• DATASET EXCERPTS:
━━━━━━━━━━━━━━━━━━━━━━━━━━━━━━
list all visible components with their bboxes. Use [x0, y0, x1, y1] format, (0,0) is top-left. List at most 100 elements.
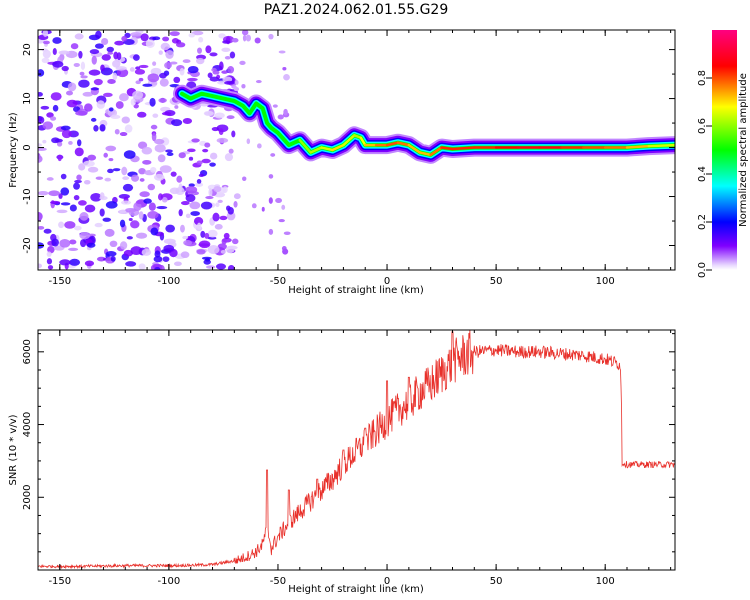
spectrogram-noise-blob [104, 177, 112, 182]
spectrogram-noise-blob [188, 156, 194, 161]
spectrogram-noise-blob [128, 217, 133, 222]
spectrogram-noise-blob [268, 33, 274, 40]
spectrogram-noise-blob [198, 173, 205, 178]
spectrogram-noise-blob [157, 154, 166, 163]
y-tick-label: 2000 [22, 485, 33, 510]
spectrogram-noise-blob [204, 232, 210, 239]
spectrogram-noise-blob [226, 115, 235, 120]
spectrogram-noise-blob [102, 217, 112, 222]
x-tick-label: -50 [270, 276, 286, 287]
spectrogram-noise-blob [110, 256, 116, 262]
spectrogram-noise-blob [207, 229, 218, 238]
x-tick-label: 0 [384, 576, 390, 587]
spectrogram-noise-blob [233, 193, 241, 200]
spectrogram-noise-blob [160, 137, 170, 146]
spectrogram-noise-blob [200, 201, 213, 210]
spectrogram-y-label: Frequency (Hz) [8, 112, 19, 188]
spectrogram-noise-blob [42, 121, 54, 130]
spectrogram-noise-blob [69, 258, 81, 266]
spectrogram-ridge-peak [331, 143, 345, 152]
spectrogram-noise-blob [43, 228, 52, 234]
spectrogram-noise-blob [84, 103, 93, 112]
spectrogram-noise-blob [157, 193, 163, 201]
spectrogram-noise-blob [214, 223, 223, 230]
colorbar: 0.0 0.2 0.4 0.6 0.8 Normalized spectral ampl… [697, 30, 749, 278]
spectrogram-noise-blob [104, 228, 115, 237]
spectrogram-noise-blob [87, 166, 99, 173]
spectrogram-noise-blob [73, 194, 80, 201]
spectrogram-ridge-peak [440, 146, 454, 151]
spectrogram-noise-blob [42, 30, 49, 37]
spectrogram-noise-blob [185, 194, 196, 203]
spectrogram-noise-blob [119, 132, 128, 137]
spectrogram-noise-blob [138, 263, 146, 270]
y-tick-label: 0 [22, 144, 33, 150]
spectrogram-noise-blob [90, 87, 100, 91]
spectrogram-noise-blob [180, 251, 190, 259]
spectrogram-noise-blob [158, 98, 167, 103]
spectrogram-noise-blob [165, 149, 173, 153]
spectrogram-noise-blob [46, 112, 54, 118]
spectrogram-noise-blob [166, 152, 174, 157]
spectrogram-noise-blob [96, 100, 105, 109]
spectrogram-noise-blob [224, 56, 231, 60]
spectrogram-noise-blob [38, 69, 45, 77]
spectrogram-noise-blob [185, 213, 191, 219]
spectrogram-noise-blob [178, 183, 183, 192]
colorbar-label: Normalized spectral amplitude [738, 73, 749, 227]
spectrogram-noise-blob [60, 125, 71, 131]
spectrogram-noise-blob [180, 200, 190, 206]
spectrogram-noise-blob [277, 114, 284, 120]
spectrogram-noise-blob [78, 200, 87, 206]
x-tick-label: -50 [270, 576, 286, 587]
spectrogram-noise-blob [173, 76, 181, 84]
spectrogram-noise-blob [40, 105, 50, 110]
spectrogram-noise-blob [38, 143, 43, 147]
spectrogram-noise-blob [141, 146, 153, 155]
spectrogram-ridge-peak [647, 143, 675, 148]
spectrogram-noise-blob [159, 165, 172, 173]
spectrogram-noise-blob [114, 40, 125, 46]
spectrogram-noise-blob [126, 236, 133, 240]
spectrogram-noise-blob [56, 141, 63, 147]
spectrogram-noise-blob [148, 202, 156, 211]
spectrogram-noise-blob [188, 183, 195, 187]
figure-title: PAZ1.2024.062.01.55.G29 [264, 2, 449, 18]
spectrogram-noise-blob [153, 173, 165, 181]
spectrogram-noise-blob [140, 33, 149, 42]
spectrogram-noise-blob [150, 166, 157, 173]
spectrogram-noise-blob [52, 37, 62, 44]
spectrogram-noise-blob [147, 210, 159, 219]
spectrogram-noise-blob [209, 162, 216, 167]
snr-x-ticks: -150 -100 -50 0 50 100 [37, 330, 672, 587]
spectrogram-ridge-peak [309, 146, 323, 154]
spectrogram-noise-blob [208, 188, 213, 197]
spectrogram-noise-blob [138, 64, 149, 69]
spectrogram-noise-blob [209, 52, 218, 57]
spectrogram-noise-blob [95, 30, 102, 39]
spectrogram-noise-blob [152, 61, 157, 66]
spectrogram-noise-blob [136, 200, 144, 205]
spectrogram-noise-blob [105, 201, 118, 209]
spectrogram-noise-blob [226, 205, 231, 211]
spectrogram-noise-blob [174, 105, 179, 109]
spectrogram-noise-blob [106, 46, 114, 53]
spectrogram-noise-blob [78, 79, 90, 88]
spectrogram-noise-blob [194, 182, 204, 187]
spectrogram-noise-blob [218, 61, 224, 71]
snr-panel: -150 -100 -50 0 50 100 2000 4000 6000 Height of… [8, 329, 676, 595]
spectrogram-noise-blob [38, 92, 43, 97]
spectrogram-noise-blob [196, 160, 203, 166]
spectrogram-noise-blob [281, 204, 286, 210]
spectrogram-noise-blob [278, 50, 286, 54]
spectrogram-noise-blob [218, 33, 226, 39]
spectrogram-noise-blob [261, 206, 265, 212]
spectrogram-noise-blob [162, 36, 170, 42]
spectrogram-noise-blob [83, 179, 91, 185]
spectrogram-noise-blob [200, 230, 206, 238]
spectrogram-noise-blob [48, 190, 60, 197]
spectrogram-noise-blob [135, 232, 148, 239]
spectrogram-noise-blob [113, 51, 119, 60]
spectrogram-noise-blob [209, 152, 218, 160]
spectrogram-noise-blob [59, 239, 71, 248]
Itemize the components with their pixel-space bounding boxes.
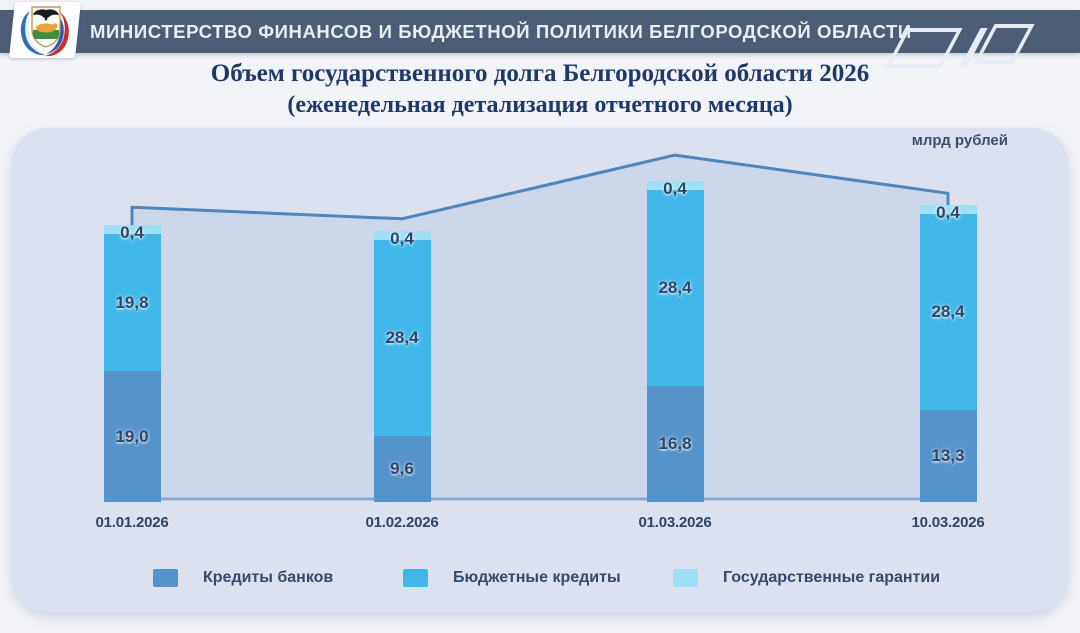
legend-swatch-icon	[673, 569, 698, 587]
legend-label: Бюджетные кредиты	[453, 569, 621, 586]
x-axis-label-2: 01.02.2026	[365, 514, 439, 531]
header-bar: МИНИСТЕРСТВО ФИНАНСОВ И БЮДЖЕТНОЙ ПОЛИТИ…	[0, 10, 1080, 68]
total-line	[130, 153, 950, 226]
bar-1-bank-credits	[103, 370, 161, 502]
legend-label: Кредиты банков	[203, 569, 334, 586]
bar-4-budget-credits	[919, 214, 977, 411]
unit-label: млрд рублей	[911, 132, 1008, 149]
page-title-line2: (еженедельная детализация отчетного меся…	[287, 92, 793, 118]
legend-swatch-icon	[403, 569, 428, 587]
bar-1-guarantees	[103, 225, 161, 235]
total-area-fill	[132, 155, 948, 499]
bar-4-guarantees	[919, 205, 977, 215]
chart-panel: млрд рублей 0,4 19,8 19,0 0,4 28,4 9,6 0,4 28,4…	[12, 128, 1068, 612]
bar-3-budget-credits	[646, 190, 704, 387]
bar-1-budget-credits	[103, 234, 161, 371]
page-title: Объем государственного долга Белгородско…	[0, 57, 1080, 121]
legend-swatch-icon	[153, 569, 178, 587]
page-title-line1: Объем государственного долга Белгородско…	[210, 60, 870, 87]
belgorod-coat-of-arms-icon	[20, 6, 69, 57]
bar-2-bank-credits	[373, 435, 431, 502]
bar-3-bank-credits	[646, 386, 704, 502]
legend-label: Государственные гарантии	[723, 569, 941, 586]
x-axis-label-3: 01.03.2026	[638, 514, 712, 531]
bar-2-guarantees	[373, 230, 431, 240]
bar-4-bank-credits	[919, 410, 977, 502]
ministry-title: МИНИСТЕРСТВО ФИНАНСОВ И БЮДЖЕТНОЙ ПОЛИТИ…	[90, 20, 912, 42]
x-axis-label-4: 10.03.2026	[911, 514, 985, 531]
bar-3-guarantees	[646, 181, 704, 191]
total-debt-line-chart	[130, 153, 950, 501]
x-axis-label-1: 01.01.2026	[95, 514, 169, 531]
bar-2-budget-credits	[373, 239, 431, 436]
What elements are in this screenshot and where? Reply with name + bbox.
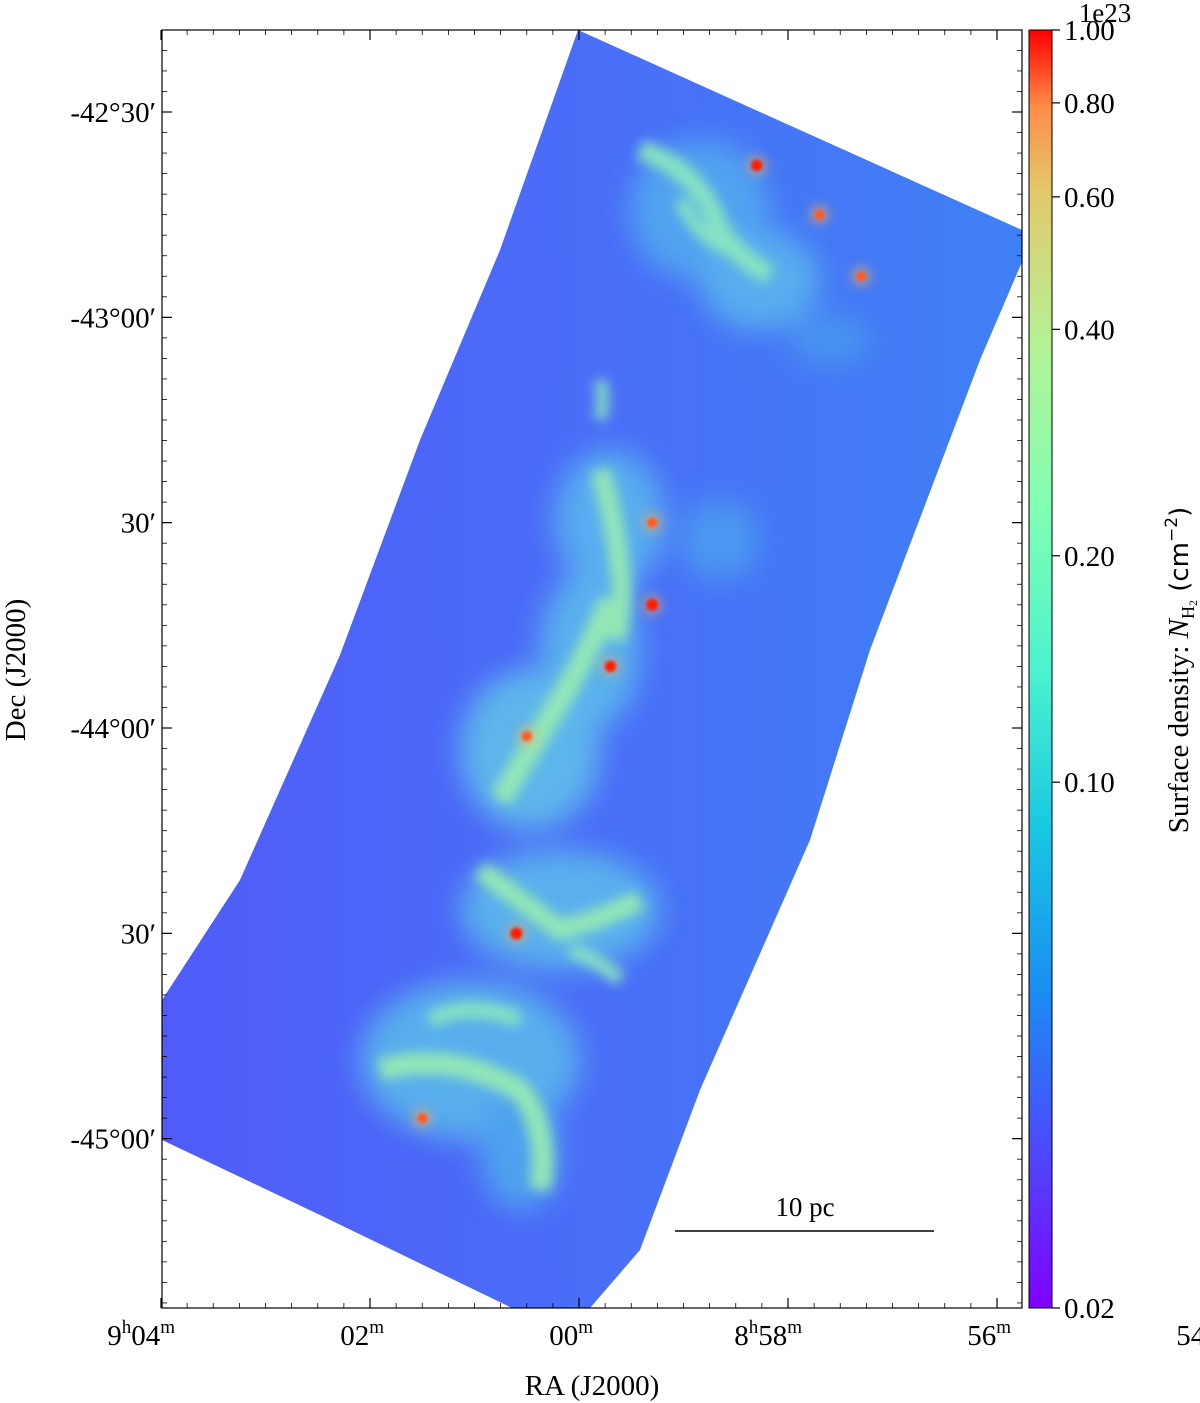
colorbar-tick-label: 0.80: [1064, 88, 1115, 120]
colorbar-tick-label: 0.10: [1064, 767, 1115, 799]
x-tick-minute: 56: [967, 1320, 996, 1352]
colorbar-tick-label: 0.20: [1064, 541, 1115, 573]
y-tick-label: -43°00′: [70, 302, 156, 334]
x-axis-label: RA (J2000): [525, 1370, 660, 1402]
colorbar-label-prefix: Surface density:: [1163, 638, 1195, 833]
colorbar-label-sub: H: [1178, 606, 1198, 619]
x-tick-minute-unit: m: [996, 1317, 1011, 1338]
colorbar: 1.00 0.80 0.60 0.40 0.20 0.10 0.02 1e23 Surfac…: [1028, 0, 1200, 1325]
clump-core: [604, 660, 617, 673]
clump-core: [814, 209, 825, 220]
x-tick-hour: 9: [107, 1320, 122, 1352]
colorbar-label-subsub: 2: [1186, 600, 1200, 606]
colorbar-tick-label: 0.60: [1064, 182, 1115, 214]
colorbar-label: Surface density: NH2 (cm−2): [1162, 507, 1200, 833]
y-tick-label: -45°00′: [70, 1124, 156, 1156]
x-tick-hour: 8: [734, 1320, 749, 1352]
dense-clumps: [413, 156, 871, 1128]
x-tick-label: 00m: [549, 1317, 593, 1352]
colorbar-label-unit: (cm: [1165, 542, 1195, 600]
clump-core: [856, 271, 867, 282]
clump-core: [510, 927, 523, 940]
x-tick-hour-unit: h: [749, 1317, 759, 1338]
x-tick-label: 56m: [967, 1317, 1011, 1352]
x-axis-ticks: 9h04m02m00m8h58m56m54m: [107, 30, 1200, 1352]
x-tick-minute-unit: m: [578, 1317, 593, 1338]
clump-core: [647, 517, 658, 528]
x-tick-minute: 04: [131, 1320, 161, 1352]
scale-bar-label: 10 pc: [775, 1192, 834, 1222]
y-tick-label: 30′: [121, 508, 156, 540]
x-tick-label: 54m: [1176, 1317, 1200, 1352]
colorbar-label-symbol: N: [1163, 617, 1195, 639]
colorbar-frame: [1028, 29, 1053, 1309]
clump-core: [646, 598, 659, 611]
clump-core: [521, 731, 532, 742]
y-tick-label: 30′: [121, 918, 156, 950]
colorbar-label-close: ): [1165, 507, 1195, 517]
x-tick-minute: 54: [1176, 1320, 1200, 1352]
colorbar-gradient: [1029, 30, 1052, 1308]
x-tick-label: 8h58m: [734, 1317, 802, 1352]
colorbar-label-exp: −2: [1162, 517, 1182, 542]
map-image: [162, 30, 1022, 1308]
y-axis-ticks: -42°30′ -43°00′ 30′ -44°00′ 30′ -45°00′: [70, 49, 1022, 1304]
colorbar-offset-text: 1e23: [1079, 0, 1131, 28]
y-axis-label: Dec (J2000): [0, 599, 32, 742]
x-tick-minute: 02: [340, 1320, 369, 1352]
colorbar-tick-label: 0.40: [1064, 314, 1115, 346]
colorbar-ticks: 1.00 0.80 0.60 0.40 0.20 0.10 0.02: [1052, 15, 1115, 1325]
axes-frame: [161, 29, 1023, 1309]
x-tick-minute-unit: m: [160, 1317, 175, 1338]
colorbar-tick-label: 1.00: [1064, 15, 1115, 47]
x-tick-minute: 00: [549, 1320, 578, 1352]
x-tick-label: 02m: [340, 1317, 384, 1352]
x-tick-hour-unit: h: [122, 1317, 132, 1338]
scale-bar: 10 pc: [675, 1192, 934, 1232]
y-tick-label: -42°30′: [70, 97, 156, 129]
y-tick-label: -44°00′: [70, 713, 156, 745]
x-tick-label: 9h04m: [107, 1317, 175, 1352]
filament-structure: [376, 140, 775, 1192]
x-tick-minute: 58: [758, 1320, 787, 1352]
colorbar-tick-label: 0.02: [1064, 1293, 1115, 1325]
clump-core: [417, 1113, 428, 1124]
x-tick-minute-unit: m: [787, 1317, 802, 1338]
x-tick-minute-unit: m: [369, 1317, 384, 1338]
clump-core: [750, 159, 763, 172]
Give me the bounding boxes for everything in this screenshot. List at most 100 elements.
━━━━━━━━━━━━━━━━━━━━━━━━━━━━━━
• STATED TASK:
Repeat the material from the line containing "spectrogram-noise-blob [104, 177, 112, 182]" through the line containing "spectrogram-noise-blob [84, 103, 93, 112]", including both of those lines.

• FINISHED TASK:
spectrogram-noise-blob [104, 177, 112, 182]
spectrogram-noise-blob [188, 156, 194, 161]
spectrogram-noise-blob [128, 217, 133, 222]
spectrogram-noise-blob [268, 33, 274, 40]
spectrogram-noise-blob [198, 173, 205, 178]
spectrogram-noise-blob [157, 154, 166, 163]
y-tick-label: 2000 [22, 485, 33, 510]
spectrogram-noise-blob [204, 232, 210, 239]
spectrogram-noise-blob [226, 115, 235, 120]
spectrogram-noise-blob [102, 217, 112, 222]
x-tick-label: -50 [270, 276, 286, 287]
spectrogram-noise-blob [110, 256, 116, 262]
spectrogram-noise-blob [207, 229, 218, 238]
x-tick-label: 0 [384, 576, 390, 587]
spectrogram-noise-blob [233, 193, 241, 200]
spectrogram-noise-blob [160, 137, 170, 146]
spectrogram-noise-blob [200, 201, 213, 210]
spectrogram-y-label: Frequency (Hz) [8, 112, 19, 188]
spectrogram-noise-blob [42, 121, 54, 130]
spectrogram-noise-blob [69, 258, 81, 266]
spectrogram-ridge-peak [331, 143, 345, 152]
spectrogram-noise-blob [43, 228, 52, 234]
spectrogram-noise-blob [84, 103, 93, 112]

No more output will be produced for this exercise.